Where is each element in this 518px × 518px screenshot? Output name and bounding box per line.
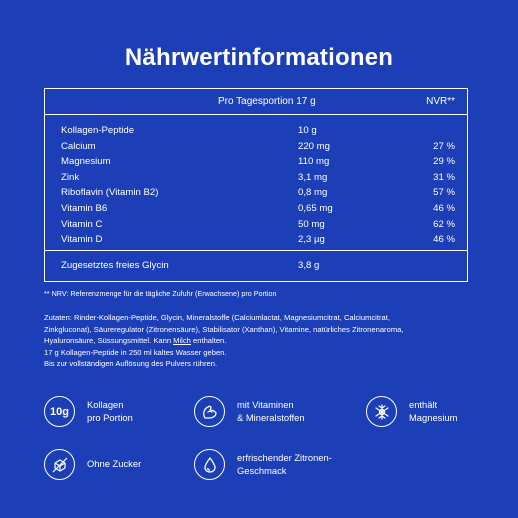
ingredients-text: Zutaten: Rinder-Kollagen-Peptide, Glycin…	[44, 312, 474, 370]
feature-label: Kollagen pro Portion	[87, 399, 133, 423]
nutrient-amount: 3,1 mg	[298, 171, 328, 183]
nutrient-amount: 0,65 mg	[298, 202, 333, 214]
nutrient-nvr: 27 %	[433, 140, 455, 152]
nutrient-nvr: 46 %	[433, 202, 455, 214]
preparation-line: 17 g Kollagen-Peptide in 250 ml kaltes W…	[44, 347, 227, 357]
droplet-icon	[194, 449, 225, 480]
ingredients-line: Hyaluronsäure, Süssungsmittel. Kann Milc…	[44, 335, 474, 347]
table-row: Zink 3,1 mg 31 %	[45, 170, 467, 186]
icon-text: 10g	[50, 405, 69, 418]
table-row: Vitamin D 2,3 µg 46 %	[45, 232, 467, 248]
feature-magnesium: enthält Magnesium	[366, 396, 457, 427]
nutrient-name: Vitamin C	[61, 218, 103, 230]
feature-label: enthält Magnesium	[409, 399, 458, 423]
magnesium-icon	[366, 396, 397, 427]
nutrient-rows: Kollagen-Peptide 10 g Calcium 220 mg 27 % M…	[45, 123, 467, 248]
nutrient-amount: 50 mg	[298, 218, 325, 230]
feature-label: erfrischender Zitronen- Geschmack	[237, 452, 332, 476]
nutrient-amount: 110 mg	[298, 156, 330, 168]
10g-badge-icon: 10g	[44, 396, 75, 427]
ingredients-text-part: enthalten.	[190, 336, 227, 346]
nutrient-name: Riboflavin (Vitamin B2)	[61, 187, 159, 199]
allergen-milk: Milch	[173, 336, 191, 346]
nutrient-nvr: 31 %	[433, 171, 455, 183]
nrv-footnote: ** NRV: Referenzmenge für die tägliche Z…	[44, 289, 277, 298]
nutrient-amount: 0,8 mg	[298, 187, 328, 199]
table-row: Vitamin B6 0,65 mg 46 %	[45, 201, 467, 217]
feature-collagen: 10g Kollagen pro Portion	[44, 396, 133, 427]
header-divider	[45, 114, 467, 115]
nutrient-name: Vitamin B6	[61, 202, 108, 214]
feature-label: Ohne Zucker	[87, 458, 142, 470]
ingredients-line: Zinkgluconat), Säureregulator (Zitronens…	[44, 324, 404, 334]
flexed-arm-icon	[194, 396, 225, 427]
nutrient-name: Calcium	[61, 140, 96, 152]
ingredients-line: Zutaten: Rinder-Kollagen-Peptide, Glycin…	[44, 313, 390, 322]
no-sugar-icon	[44, 449, 75, 480]
table-row: Magnesium 110 mg 29 %	[45, 154, 467, 170]
table-row: Riboflavin (Vitamin B2) 0,8 mg 57 %	[45, 185, 467, 201]
header-nvr: NVR**	[426, 96, 455, 107]
nutrient-amount: 10 g	[298, 125, 317, 136]
table-row: Vitamin C 50 mg 62 %	[45, 217, 467, 233]
nutrient-nvr: 46 %	[433, 234, 455, 246]
feature-no-sugar: Ohne Zucker	[44, 449, 141, 480]
header-amount: Pro Tagesportion 17 g	[218, 96, 316, 107]
feature-lemon-taste: erfrischender Zitronen- Geschmack	[194, 449, 332, 480]
table-row: Kollagen-Peptide 10 g	[45, 123, 467, 139]
ingredients-text-part: Hyaluronsäure, Süssungsmittel. Kann	[44, 336, 174, 346]
nutrient-name: Magnesium	[61, 156, 111, 168]
feature-label: mit Vitaminen & Mineralstoffen	[237, 399, 305, 423]
nutrition-table: Pro Tagesportion 17 g NVR** Kollagen-Pep…	[44, 88, 468, 282]
nutrient-name: Zink	[61, 171, 80, 183]
nutrient-nvr: 62 %	[433, 218, 455, 230]
nutrient-amount: 220 mg	[298, 140, 330, 152]
nutrient-amount: 2,3 µg	[298, 234, 325, 246]
nutrient-name: Vitamin D	[61, 234, 103, 246]
glycin-divider	[45, 250, 467, 251]
nutrient-nvr: 29 %	[433, 156, 455, 168]
glycin-amount: 3,8 g	[298, 260, 320, 271]
nutrient-name: Kollagen-Peptide	[61, 125, 135, 136]
preparation-line: Bis zur vollständigen Auflösung des Pulv…	[44, 359, 218, 369]
nutrient-nvr: 57 %	[433, 187, 455, 199]
page-title: Nährwertinformationen	[124, 44, 394, 71]
table-row: Calcium 220 mg 27 %	[45, 139, 467, 155]
feature-vitamins: mit Vitaminen & Mineralstoffen	[194, 396, 305, 427]
glycin-name: Zugesetztes freies Glycin	[61, 260, 169, 271]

• [TRY IT]
In the entries above, find lines with "divider" and copy each.

• [THE COMPLETED TASK]
header-divider	[45, 114, 467, 115]
glycin-divider	[45, 250, 467, 251]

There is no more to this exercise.